## Start Supplied records

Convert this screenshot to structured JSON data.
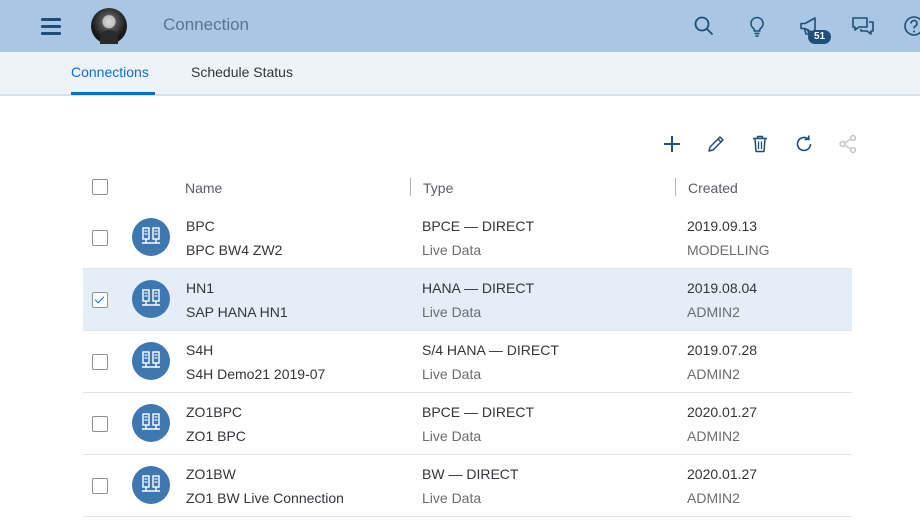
{
  "shell": {
    "title": "Connection",
    "notification_count": "51"
  },
  "tabs": [
    {
      "label": "Connections",
      "active": true
    },
    {
      "label": "Schedule Status",
      "active": false
    }
  ],
  "toolbar": {
    "actions": [
      "add-icon",
      "edit-icon",
      "delete-icon",
      "refresh-icon",
      "share-icon"
    ]
  },
  "table": {
    "headers": {
      "name": "Name",
      "type": "Type",
      "created": "Created"
    },
    "rows": [
      {
        "name": "BPC",
        "description": "BPC BW4 ZW2",
        "type": "BPCE — DIRECT",
        "data_mode": "Live Data",
        "date": "2019.09.13",
        "owner": "MODELLING",
        "selected": false
      },
      {
        "name": "HN1",
        "description": "SAP HANA HN1",
        "type": "HANA — DIRECT",
        "data_mode": "Live Data",
        "date": "2019.08.04",
        "owner": "ADMIN2",
        "selected": true
      },
      {
        "name": "S4H",
        "description": "S4H Demo21 2019-07",
        "type": "S/4 HANA — DIRECT",
        "data_mode": "Live Data",
        "date": "2019.07.28",
        "owner": "ADMIN2",
        "selected": false
      },
      {
        "name": "ZO1BPC",
        "description": "ZO1 BPC",
        "type": "BPCE — DIRECT",
        "data_mode": "Live Data",
        "date": "2020.01.27",
        "owner": "ADMIN2",
        "selected": false
      },
      {
        "name": "ZO1BW",
        "description": "ZO1 BW Live Connection",
        "type": "BW — DIRECT",
        "data_mode": "Live Data",
        "date": "2020.01.27",
        "owner": "ADMIN2",
        "selected": false
      }
    ]
  },
  "colors": {
    "shell_bg": "#a9c7e4",
    "accent": "#0a6ed1",
    "row_icon": "#3f77b0",
    "selected_row": "#e5edf6"
  }
}
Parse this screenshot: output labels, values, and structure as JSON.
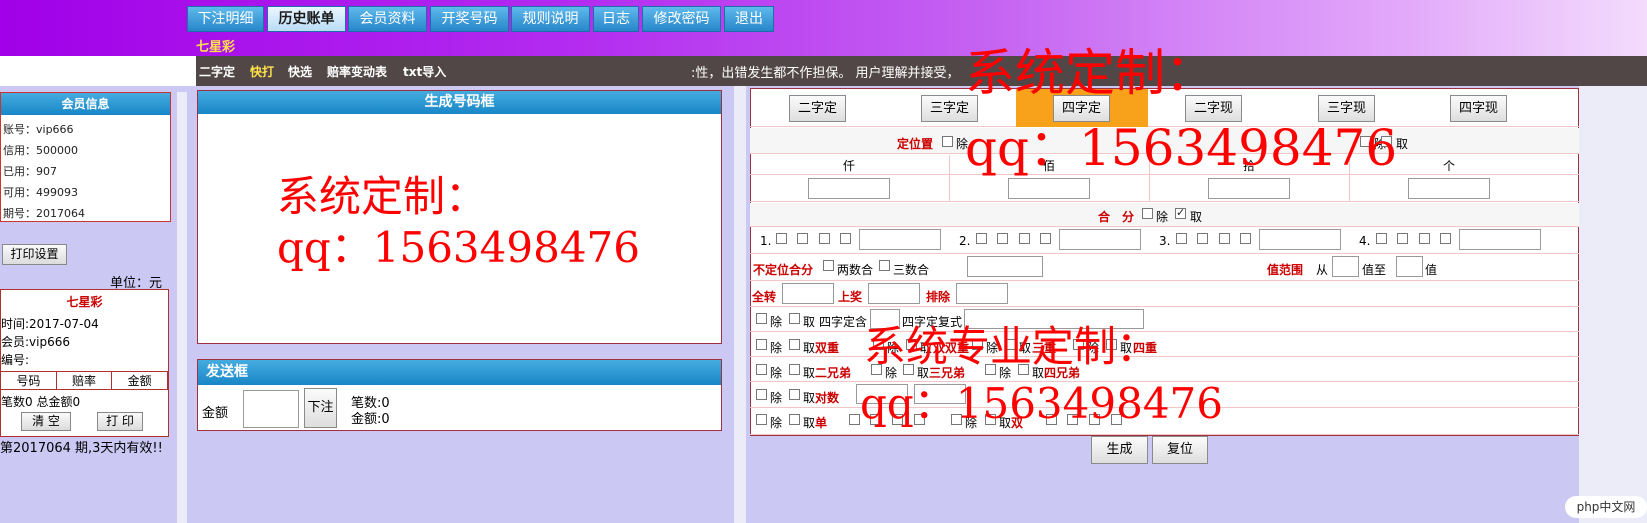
{
  "nav": {
    "tabs": [
      {
        "label": "下注明细",
        "active": false
      },
      {
        "label": "历史账单",
        "active": true
      },
      {
        "label": "会员资料",
        "active": false
      },
      {
        "label": "开奖号码",
        "active": false
      },
      {
        "label": "规则说明",
        "active": false
      },
      {
        "label": "日志",
        "active": false
      },
      {
        "label": "修改密码",
        "active": false
      },
      {
        "label": "退出",
        "active": false
      }
    ],
    "lottery_name": "七星彩"
  },
  "subbar": {
    "items": [
      "二字定",
      "快打",
      "快选",
      "赔率变动表",
      "txt导入"
    ],
    "active_item": "快打",
    "marquee": ":性，出错发生都不作担保。 用户理解并接受，"
  },
  "member": {
    "title": "会员信息",
    "lines": [
      "账号：vip666",
      "信用：500000",
      "已用：907",
      "可用：499093",
      "期号：2017064"
    ]
  },
  "print": {
    "settings_label": "打印设置",
    "unit_label": "单位：元"
  },
  "ticket": {
    "title": "七星彩",
    "time": "时间:2017-07-04",
    "member": "会员:vip666",
    "serial": "编号:",
    "columns": [
      "号码",
      "赔率",
      "金额"
    ],
    "summary": "笔数0 总金额0",
    "clear_label": "清 空",
    "print_label": "打 印",
    "valid_note": "第2017064 期,3天内有效!!"
  },
  "generate_box": {
    "title": "生成号码框"
  },
  "send_box": {
    "title": "发送框",
    "amount_label": "金额",
    "submit_label": "下注",
    "count_text": "笔数:0",
    "total_text": "金额:0"
  },
  "right": {
    "mode_buttons": [
      "二字定",
      "三字定",
      "四字定",
      "二字现",
      "三字现",
      "四字现"
    ],
    "active_mode": "四字定",
    "position_label": "定位置",
    "except": "除",
    "take": "取",
    "take_partial": "取",
    "pos_columns": [
      "仟",
      "佰",
      "拾",
      "个"
    ],
    "combine_label": "合　分",
    "combo_groups": [
      "1.",
      "2.",
      "3.",
      "4."
    ],
    "unfixed_label": "不定位合分",
    "two_sum": "两数合",
    "three_sum": "三数合",
    "range_label": "值范围",
    "from": "从",
    "value_to": "值至",
    "value": "值",
    "full_label": "全转",
    "upper_label": "上奖",
    "exclude_label": "排除",
    "four_contains": "四字定含",
    "four_compound": "四字定复式",
    "double": "双重",
    "double_double": "双双重",
    "triple": "三重",
    "quad": "四重",
    "two_bro": "二兄弟",
    "three_bro": "三兄弟",
    "four_bro": "四兄弟",
    "pair": "对数",
    "odd": "单",
    "even": "双",
    "generate_label": "生成",
    "reset_label": "复位"
  },
  "watermarks": {
    "a": "系统定制：",
    "b": "qq：1563498476",
    "c": "系统定制：",
    "d": "qq：1563498476",
    "e": "系统专业定制：",
    "f": "qq：1563498476"
  },
  "footer_logo": "php中文网"
}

## End Supplied records

» Work required
Quote the records above exactly, leaving out any pictures.

» Output of the task
Convert this screenshot to structured JSON data.
{
  "shell": {
    "title": "Connection",
    "notification_count": "51"
  },
  "tabs": [
    {
      "label": "Connections",
      "active": true
    },
    {
      "label": "Schedule Status",
      "active": false
    }
  ],
  "toolbar": {
    "actions": [
      "add-icon",
      "edit-icon",
      "delete-icon",
      "refresh-icon",
      "share-icon"
    ]
  },
  "table": {
    "headers": {
      "name": "Name",
      "type": "Type",
      "created": "Created"
    },
    "rows": [
      {
        "name": "BPC",
        "description": "BPC BW4 ZW2",
        "type": "BPCE — DIRECT",
        "data_mode": "Live Data",
        "date": "2019.09.13",
        "owner": "MODELLING",
        "selected": false
      },
      {
        "name": "HN1",
        "description": "SAP HANA HN1",
        "type": "HANA — DIRECT",
        "data_mode": "Live Data",
        "date": "2019.08.04",
        "owner": "ADMIN2",
        "selected": true
      },
      {
        "name": "S4H",
        "description": "S4H Demo21 2019-07",
        "type": "S/4 HANA — DIRECT",
        "data_mode": "Live Data",
        "date": "2019.07.28",
        "owner": "ADMIN2",
        "selected": false
      },
      {
        "name": "ZO1BPC",
        "description": "ZO1 BPC",
        "type": "BPCE — DIRECT",
        "data_mode": "Live Data",
        "date": "2020.01.27",
        "owner": "ADMIN2",
        "selected": false
      },
      {
        "name": "ZO1BW",
        "description": "ZO1 BW Live Connection",
        "type": "BW — DIRECT",
        "data_mode": "Live Data",
        "date": "2020.01.27",
        "owner": "ADMIN2",
        "selected": false
      }
    ]
  },
  "colors": {
    "shell_bg": "#a9c7e4",
    "accent": "#0a6ed1",
    "row_icon": "#3f77b0",
    "selected_row": "#e5edf6"
  }
}
Parse this screenshot: output labels, values, and structure as JSON.
{
  "nav": {
    "tabs": [
      {
        "label": "下注明细",
        "active": false
      },
      {
        "label": "历史账单",
        "active": true
      },
      {
        "label": "会员资料",
        "active": false
      },
      {
        "label": "开奖号码",
        "active": false
      },
      {
        "label": "规则说明",
        "active": false
      },
      {
        "label": "日志",
        "active": false
      },
      {
        "label": "修改密码",
        "active": false
      },
      {
        "label": "退出",
        "active": false
      }
    ],
    "lottery_name": "七星彩"
  },
  "subbar": {
    "items": [
      "二字定",
      "快打",
      "快选",
      "赔率变动表",
      "txt导入"
    ],
    "active_item": "快打",
    "marquee": ":性，出错发生都不作担保。 用户理解并接受，"
  },
  "member": {
    "title": "会员信息",
    "lines": [
      "账号：vip666",
      "信用：500000",
      "已用：907",
      "可用：499093",
      "期号：2017064"
    ]
  },
  "print": {
    "settings_label": "打印设置",
    "unit_label": "单位：元"
  },
  "ticket": {
    "title": "七星彩",
    "time": "时间:2017-07-04",
    "member": "会员:vip666",
    "serial": "编号:",
    "columns": [
      "号码",
      "赔率",
      "金额"
    ],
    "summary": "笔数0 总金额0",
    "clear_label": "清 空",
    "print_label": "打 印",
    "valid_note": "第2017064 期,3天内有效!!"
  },
  "generate_box": {
    "title": "生成号码框"
  },
  "send_box": {
    "title": "发送框",
    "amount_label": "金额",
    "submit_label": "下注",
    "count_text": "笔数:0",
    "total_text": "金额:0"
  },
  "right": {
    "mode_buttons": [
      "二字定",
      "三字定",
      "四字定",
      "二字现",
      "三字现",
      "四字现"
    ],
    "active_mode": "四字定",
    "position_label": "定位置",
    "except": "除",
    "take": "取",
    "take_partial": "取",
    "pos_columns": [
      "仟",
      "佰",
      "拾",
      "个"
    ],
    "combine_label": "合　分",
    "combo_groups": [
      "1.",
      "2.",
      "3.",
      "4."
    ],
    "unfixed_label": "不定位合分",
    "two_sum": "两数合",
    "three_sum": "三数合",
    "range_label": "值范围",
    "from": "从",
    "value_to": "值至",
    "value": "值",
    "full_label": "全转",
    "upper_label": "上奖",
    "exclude_label": "排除",
    "four_contains": "四字定含",
    "four_compound": "四字定复式",
    "double": "双重",
    "double_double": "双双重",
    "triple": "三重",
    "quad": "四重",
    "two_bro": "二兄弟",
    "three_bro": "三兄弟",
    "four_bro": "四兄弟",
    "pair": "对数",
    "odd": "单",
    "even": "双",
    "generate_label": "生成",
    "reset_label": "复位"
  },
  "watermarks": {
    "a": "系统定制：",
    "b": "qq：1563498476",
    "c": "系统定制：",
    "d": "qq：1563498476",
    "e": "系统专业定制：",
    "f": "qq：1563498476"
  },
  "footer_logo": "php中文网"
}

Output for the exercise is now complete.